Configuration Management

System Configuration

The system configuration is very important in VR Juggler. It can be controlled by files given when starting the program, or by requests sent during the execution from VjControl. The system configuration is seen like a list of chunks, each chunk having some informations about a part of the system (display, input,...). One goal of Net Juggler is to use only one global configuration for the whole cluster, allowing at the same time to have nodes with different configurations ( different viewports for example). We add a "Host" parameter to a configuration chunk that can be equal to "All" or to a node name. It points out that the considered chunk applies to all nodes of the cluster or only to the specified node. The chunk associated to each couple of a client/server proxy is renamed by taking the regular VR Juggler proxy name prefixed with "Shared". The parameter "Host" has then a different semantics: it points out the node that runs the server proxy, all the other nodes having a client proxy.

▶ Tasks for this exercise
1: Using the passage on Net Juggler configuration management, decide whether each statement agrees with it: (a) the system configuration can be changed while the program runs, through requests sent from VjControl; (b) Net Juggler aims to give each node of the cluster its own separate configuration; (c) in a chunk for a shared proxy, the "Host" parameter names the node that runs the client proxy. Answer yes or no for each, and quote the words of the passage that decide it.
2: Carry on the passage on Net Juggler configuration management, picking up after its last sentence.

▶ Raw data
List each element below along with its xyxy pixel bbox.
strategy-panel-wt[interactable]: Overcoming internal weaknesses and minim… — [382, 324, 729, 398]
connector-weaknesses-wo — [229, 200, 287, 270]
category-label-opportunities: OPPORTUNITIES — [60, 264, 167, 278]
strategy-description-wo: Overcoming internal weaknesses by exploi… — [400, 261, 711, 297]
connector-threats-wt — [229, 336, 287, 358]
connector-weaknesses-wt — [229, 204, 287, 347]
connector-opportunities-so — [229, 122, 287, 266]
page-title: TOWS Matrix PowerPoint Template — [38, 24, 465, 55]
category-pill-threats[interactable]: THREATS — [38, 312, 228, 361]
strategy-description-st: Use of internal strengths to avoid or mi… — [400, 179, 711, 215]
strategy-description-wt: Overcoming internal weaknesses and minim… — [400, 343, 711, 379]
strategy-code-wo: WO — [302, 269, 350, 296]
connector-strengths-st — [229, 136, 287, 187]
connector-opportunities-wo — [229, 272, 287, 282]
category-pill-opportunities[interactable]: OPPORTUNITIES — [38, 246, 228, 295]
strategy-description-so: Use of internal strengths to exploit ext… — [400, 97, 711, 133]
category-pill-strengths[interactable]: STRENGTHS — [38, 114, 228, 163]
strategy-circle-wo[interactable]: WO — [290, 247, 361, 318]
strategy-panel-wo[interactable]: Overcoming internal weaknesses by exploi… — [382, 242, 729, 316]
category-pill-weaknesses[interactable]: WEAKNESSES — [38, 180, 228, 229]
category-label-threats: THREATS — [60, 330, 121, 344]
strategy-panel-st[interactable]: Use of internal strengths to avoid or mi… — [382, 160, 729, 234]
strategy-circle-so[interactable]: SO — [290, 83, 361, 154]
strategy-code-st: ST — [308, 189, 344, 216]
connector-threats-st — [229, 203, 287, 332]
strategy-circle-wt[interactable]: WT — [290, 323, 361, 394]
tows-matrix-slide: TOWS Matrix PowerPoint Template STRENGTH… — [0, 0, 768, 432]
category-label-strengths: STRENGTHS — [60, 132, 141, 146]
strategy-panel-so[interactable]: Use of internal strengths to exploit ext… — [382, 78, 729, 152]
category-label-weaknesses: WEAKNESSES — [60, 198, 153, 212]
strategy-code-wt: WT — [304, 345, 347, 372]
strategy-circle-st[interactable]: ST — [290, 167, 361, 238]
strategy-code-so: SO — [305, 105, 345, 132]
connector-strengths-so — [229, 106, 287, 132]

▶ Answers
1:
(a) Yes: "or by requests sent during the execution from VjControl"
(b) No: "One goal of Net Juggler is to use only one global configuration for the whole cluster"
(c) No: "it points out the node that runs the server proxy, all the other nodes having a client proxy"

2:
Processing Configuration Chunks

Configuration chunks are stored in a data base on each node before being transmitted to VR Juggler. We want each node to know the whole cluster configuration to avoid to centralize configuration informations on one specific node or to have to handle scattered chunks when the user asks for the configuration. Each node has a configuration filter to select the chunks that must be applied locally.

Dynamic Configuration

To dynamically configure VR Juggler, VjControl connects to VR Juggler through a TCP connection and sends configuration requests to vjConfigManager. We extend this concept to Net Juggler. VjControl can connect to any node of the cluster running a configuration server. Configuration requests are intercepted and broadcasted to all nodes before being stored in each local data base and forwarded to the configuration filter. Note that we keep two open port per node. The "old" VR Juggler port opened by the environment manager and the Net Juggler port. The global cluster configuration can be obtained and modified by connecting VjControl to the Net Juggler port. Through the VR Juggler port only local node informations can be retrieved. It is convenient for debugging purpose or to retrieve performance data. However this connection should not be used to modify the node configuration.

Communications

Communications must take place to broadcast configuration requests and input data. For performance purpose these data transfers must be carefully managed.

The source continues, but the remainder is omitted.